■ **Set task**:
Return, unchanged, the lines of the records that begin with the line containing "Point: [33, 72, 39, 78]" and end with the line containing "Point: [86, 91, 92, 97]", both of those lines included.

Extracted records
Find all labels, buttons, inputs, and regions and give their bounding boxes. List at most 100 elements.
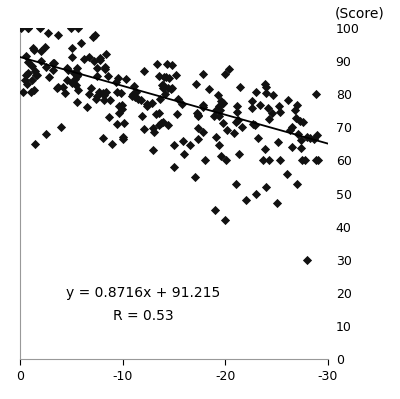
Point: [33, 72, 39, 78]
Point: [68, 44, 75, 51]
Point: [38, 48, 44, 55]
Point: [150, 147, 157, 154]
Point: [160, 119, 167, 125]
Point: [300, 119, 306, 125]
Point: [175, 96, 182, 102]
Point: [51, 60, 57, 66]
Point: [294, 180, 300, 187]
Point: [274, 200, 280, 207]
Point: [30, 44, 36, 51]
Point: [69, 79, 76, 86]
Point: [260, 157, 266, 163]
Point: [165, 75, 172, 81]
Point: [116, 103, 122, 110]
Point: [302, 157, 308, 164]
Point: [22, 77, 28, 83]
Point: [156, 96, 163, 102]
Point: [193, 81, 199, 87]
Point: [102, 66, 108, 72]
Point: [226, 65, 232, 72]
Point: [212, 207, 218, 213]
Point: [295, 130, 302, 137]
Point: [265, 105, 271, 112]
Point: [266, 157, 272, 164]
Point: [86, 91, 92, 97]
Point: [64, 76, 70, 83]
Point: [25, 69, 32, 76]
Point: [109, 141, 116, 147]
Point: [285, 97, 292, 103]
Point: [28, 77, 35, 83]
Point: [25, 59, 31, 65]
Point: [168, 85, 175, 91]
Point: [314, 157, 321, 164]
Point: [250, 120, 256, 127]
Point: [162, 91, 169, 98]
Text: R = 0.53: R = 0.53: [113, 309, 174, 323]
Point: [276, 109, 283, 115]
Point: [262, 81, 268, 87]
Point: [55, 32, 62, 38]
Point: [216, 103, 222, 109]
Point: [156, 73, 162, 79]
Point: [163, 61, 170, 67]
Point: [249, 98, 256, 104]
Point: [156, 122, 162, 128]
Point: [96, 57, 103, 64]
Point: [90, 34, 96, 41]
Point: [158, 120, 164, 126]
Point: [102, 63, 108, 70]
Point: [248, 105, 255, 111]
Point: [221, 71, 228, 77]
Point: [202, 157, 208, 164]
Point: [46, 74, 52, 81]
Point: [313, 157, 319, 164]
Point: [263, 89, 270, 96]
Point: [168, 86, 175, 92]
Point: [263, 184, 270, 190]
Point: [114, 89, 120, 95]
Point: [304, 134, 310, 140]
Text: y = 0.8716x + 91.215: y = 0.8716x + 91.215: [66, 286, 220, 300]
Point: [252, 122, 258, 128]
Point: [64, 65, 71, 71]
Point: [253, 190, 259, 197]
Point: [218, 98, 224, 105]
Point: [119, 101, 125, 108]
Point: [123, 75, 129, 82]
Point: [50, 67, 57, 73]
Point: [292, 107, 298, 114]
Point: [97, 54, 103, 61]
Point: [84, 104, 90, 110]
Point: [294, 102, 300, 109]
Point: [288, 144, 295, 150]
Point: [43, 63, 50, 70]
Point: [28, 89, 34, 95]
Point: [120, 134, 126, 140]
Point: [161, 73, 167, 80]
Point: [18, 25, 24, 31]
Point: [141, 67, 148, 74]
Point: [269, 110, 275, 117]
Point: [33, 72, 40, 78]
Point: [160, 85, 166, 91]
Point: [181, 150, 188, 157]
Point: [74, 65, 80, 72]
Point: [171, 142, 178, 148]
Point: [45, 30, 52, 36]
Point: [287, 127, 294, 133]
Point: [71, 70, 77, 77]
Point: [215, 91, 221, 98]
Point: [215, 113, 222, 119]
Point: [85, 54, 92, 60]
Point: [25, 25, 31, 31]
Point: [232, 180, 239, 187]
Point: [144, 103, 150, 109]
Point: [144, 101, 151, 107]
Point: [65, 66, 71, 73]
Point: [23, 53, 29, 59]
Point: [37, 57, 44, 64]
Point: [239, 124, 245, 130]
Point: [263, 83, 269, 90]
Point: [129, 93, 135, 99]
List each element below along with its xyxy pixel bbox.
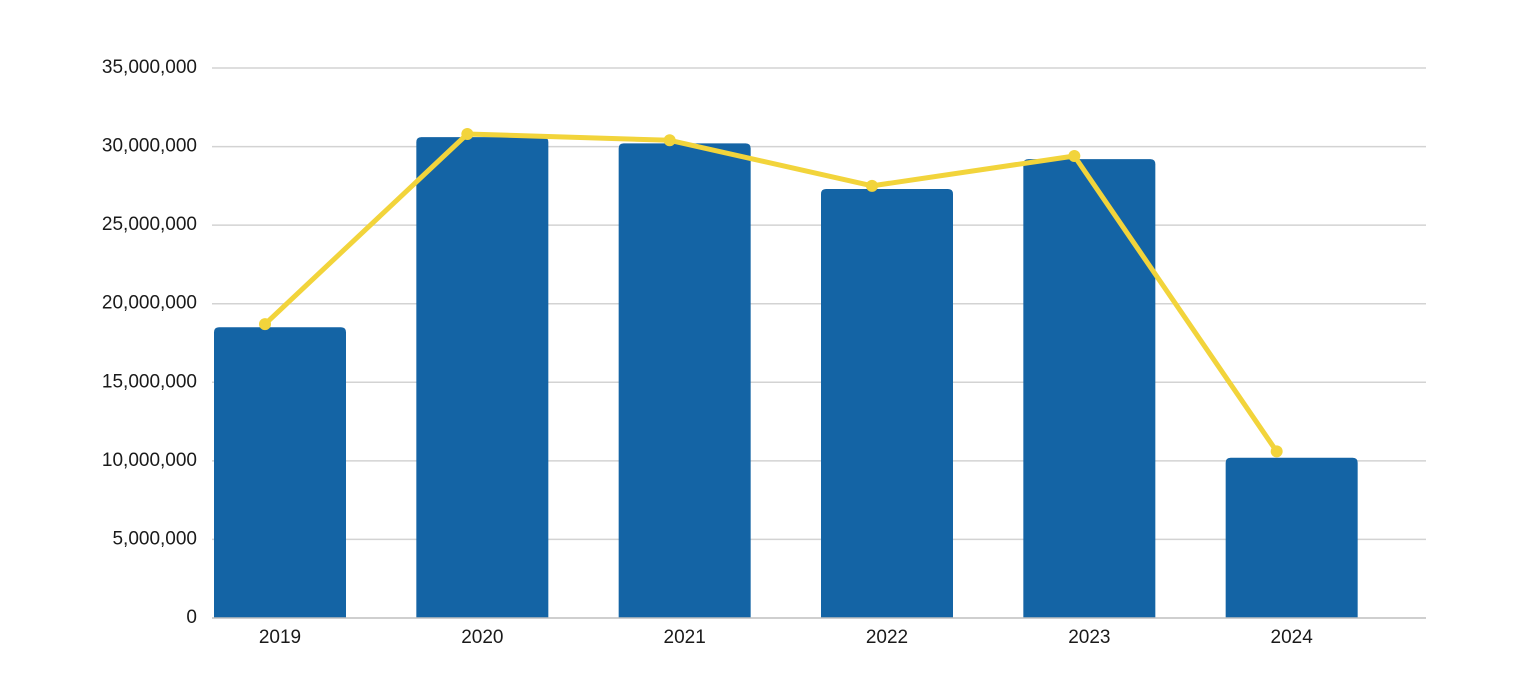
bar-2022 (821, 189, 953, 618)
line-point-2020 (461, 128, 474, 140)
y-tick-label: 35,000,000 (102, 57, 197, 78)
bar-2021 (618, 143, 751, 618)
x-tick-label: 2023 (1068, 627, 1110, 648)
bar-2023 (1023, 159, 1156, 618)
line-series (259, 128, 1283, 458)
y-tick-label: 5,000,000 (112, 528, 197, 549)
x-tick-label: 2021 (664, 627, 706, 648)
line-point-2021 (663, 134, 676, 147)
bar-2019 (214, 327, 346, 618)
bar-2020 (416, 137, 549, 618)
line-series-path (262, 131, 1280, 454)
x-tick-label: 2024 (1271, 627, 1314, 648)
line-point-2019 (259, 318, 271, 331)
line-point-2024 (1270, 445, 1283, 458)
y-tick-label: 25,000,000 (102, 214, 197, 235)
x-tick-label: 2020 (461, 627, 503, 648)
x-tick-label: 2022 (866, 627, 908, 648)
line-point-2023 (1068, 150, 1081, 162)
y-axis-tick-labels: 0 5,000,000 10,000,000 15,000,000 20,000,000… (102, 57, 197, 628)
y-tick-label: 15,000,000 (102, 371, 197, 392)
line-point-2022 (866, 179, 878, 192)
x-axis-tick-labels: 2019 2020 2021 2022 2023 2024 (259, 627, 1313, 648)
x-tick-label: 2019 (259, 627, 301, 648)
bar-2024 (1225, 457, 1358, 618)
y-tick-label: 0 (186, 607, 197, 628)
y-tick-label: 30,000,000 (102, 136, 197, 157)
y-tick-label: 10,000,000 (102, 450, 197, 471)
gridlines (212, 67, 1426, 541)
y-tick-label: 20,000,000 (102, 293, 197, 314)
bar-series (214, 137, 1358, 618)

--

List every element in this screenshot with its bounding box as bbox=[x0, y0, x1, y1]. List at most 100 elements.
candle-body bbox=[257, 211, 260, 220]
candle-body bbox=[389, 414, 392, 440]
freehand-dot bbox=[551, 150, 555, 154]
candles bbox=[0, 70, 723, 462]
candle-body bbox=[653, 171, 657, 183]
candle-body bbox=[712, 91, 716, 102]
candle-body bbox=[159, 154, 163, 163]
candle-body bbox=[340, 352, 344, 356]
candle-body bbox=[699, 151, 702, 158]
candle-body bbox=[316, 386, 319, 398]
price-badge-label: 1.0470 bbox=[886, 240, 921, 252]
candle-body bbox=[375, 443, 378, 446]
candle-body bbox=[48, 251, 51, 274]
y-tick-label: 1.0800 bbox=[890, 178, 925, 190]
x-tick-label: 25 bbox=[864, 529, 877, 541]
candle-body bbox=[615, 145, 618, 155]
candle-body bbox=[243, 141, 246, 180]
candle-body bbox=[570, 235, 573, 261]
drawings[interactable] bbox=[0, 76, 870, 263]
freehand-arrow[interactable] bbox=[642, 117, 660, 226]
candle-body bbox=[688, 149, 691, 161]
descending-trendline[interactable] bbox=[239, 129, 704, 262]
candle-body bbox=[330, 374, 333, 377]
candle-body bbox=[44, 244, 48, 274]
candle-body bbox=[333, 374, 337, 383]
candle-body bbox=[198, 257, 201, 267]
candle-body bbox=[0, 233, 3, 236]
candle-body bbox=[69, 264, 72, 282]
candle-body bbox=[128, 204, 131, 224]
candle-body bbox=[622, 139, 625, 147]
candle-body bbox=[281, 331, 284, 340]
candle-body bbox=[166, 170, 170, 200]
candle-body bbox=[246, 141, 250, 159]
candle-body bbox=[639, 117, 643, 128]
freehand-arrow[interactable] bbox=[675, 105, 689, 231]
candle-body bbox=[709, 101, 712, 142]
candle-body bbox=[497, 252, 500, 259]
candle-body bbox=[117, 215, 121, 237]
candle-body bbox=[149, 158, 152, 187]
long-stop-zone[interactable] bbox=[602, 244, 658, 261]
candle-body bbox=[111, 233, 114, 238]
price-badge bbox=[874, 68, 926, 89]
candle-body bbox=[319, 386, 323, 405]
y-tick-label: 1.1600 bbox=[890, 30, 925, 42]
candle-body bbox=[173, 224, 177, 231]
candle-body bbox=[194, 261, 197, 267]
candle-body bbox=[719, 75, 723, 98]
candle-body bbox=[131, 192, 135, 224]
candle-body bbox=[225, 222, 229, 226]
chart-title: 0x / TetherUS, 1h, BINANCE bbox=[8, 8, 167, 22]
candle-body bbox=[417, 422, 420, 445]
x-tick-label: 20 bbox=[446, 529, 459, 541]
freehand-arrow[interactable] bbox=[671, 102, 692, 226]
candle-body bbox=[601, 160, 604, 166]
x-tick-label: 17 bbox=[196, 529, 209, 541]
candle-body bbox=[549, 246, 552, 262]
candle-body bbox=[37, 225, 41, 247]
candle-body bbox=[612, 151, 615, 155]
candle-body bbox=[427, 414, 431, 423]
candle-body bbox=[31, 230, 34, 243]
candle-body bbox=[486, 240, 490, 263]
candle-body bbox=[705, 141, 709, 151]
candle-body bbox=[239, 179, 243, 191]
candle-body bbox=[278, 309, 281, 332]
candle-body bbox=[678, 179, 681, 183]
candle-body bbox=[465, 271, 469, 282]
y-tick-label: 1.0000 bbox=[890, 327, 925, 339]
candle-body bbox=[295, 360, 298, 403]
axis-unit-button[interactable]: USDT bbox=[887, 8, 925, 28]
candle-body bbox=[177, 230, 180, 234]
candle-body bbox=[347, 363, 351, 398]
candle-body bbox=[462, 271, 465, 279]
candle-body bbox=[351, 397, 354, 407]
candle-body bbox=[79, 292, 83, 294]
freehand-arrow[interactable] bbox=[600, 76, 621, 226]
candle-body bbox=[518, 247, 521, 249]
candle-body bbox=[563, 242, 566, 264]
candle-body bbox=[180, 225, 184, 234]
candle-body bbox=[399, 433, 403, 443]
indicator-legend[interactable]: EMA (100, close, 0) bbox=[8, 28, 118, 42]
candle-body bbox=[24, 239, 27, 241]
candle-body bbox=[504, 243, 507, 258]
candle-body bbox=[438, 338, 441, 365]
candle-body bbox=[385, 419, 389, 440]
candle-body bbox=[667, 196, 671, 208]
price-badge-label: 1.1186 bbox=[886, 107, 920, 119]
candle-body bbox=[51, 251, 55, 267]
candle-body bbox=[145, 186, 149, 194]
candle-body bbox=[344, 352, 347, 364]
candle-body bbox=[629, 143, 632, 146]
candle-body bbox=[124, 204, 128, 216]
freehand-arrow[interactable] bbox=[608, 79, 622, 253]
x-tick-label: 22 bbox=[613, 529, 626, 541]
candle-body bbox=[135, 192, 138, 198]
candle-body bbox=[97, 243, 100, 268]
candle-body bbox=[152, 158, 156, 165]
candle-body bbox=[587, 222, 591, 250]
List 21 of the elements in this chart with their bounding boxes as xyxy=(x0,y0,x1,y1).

■ **Exercise answer**:
Point: [33, 72, 39, 78]
Point: [68, 44, 75, 51]
Point: [38, 48, 44, 55]
Point: [150, 147, 157, 154]
Point: [160, 119, 167, 125]
Point: [300, 119, 306, 125]
Point: [175, 96, 182, 102]
Point: [51, 60, 57, 66]
Point: [294, 180, 300, 187]
Point: [274, 200, 280, 207]
Point: [30, 44, 36, 51]
Point: [69, 79, 76, 86]
Point: [260, 157, 266, 163]
Point: [165, 75, 172, 81]
Point: [116, 103, 122, 110]
Point: [302, 157, 308, 164]
Point: [22, 77, 28, 83]
Point: [156, 96, 163, 102]
Point: [193, 81, 199, 87]
Point: [102, 66, 108, 72]
Point: [226, 65, 232, 72]
Point: [212, 207, 218, 213]
Point: [295, 130, 302, 137]
Point: [265, 105, 271, 112]
Point: [266, 157, 272, 164]
Point: [86, 91, 92, 97]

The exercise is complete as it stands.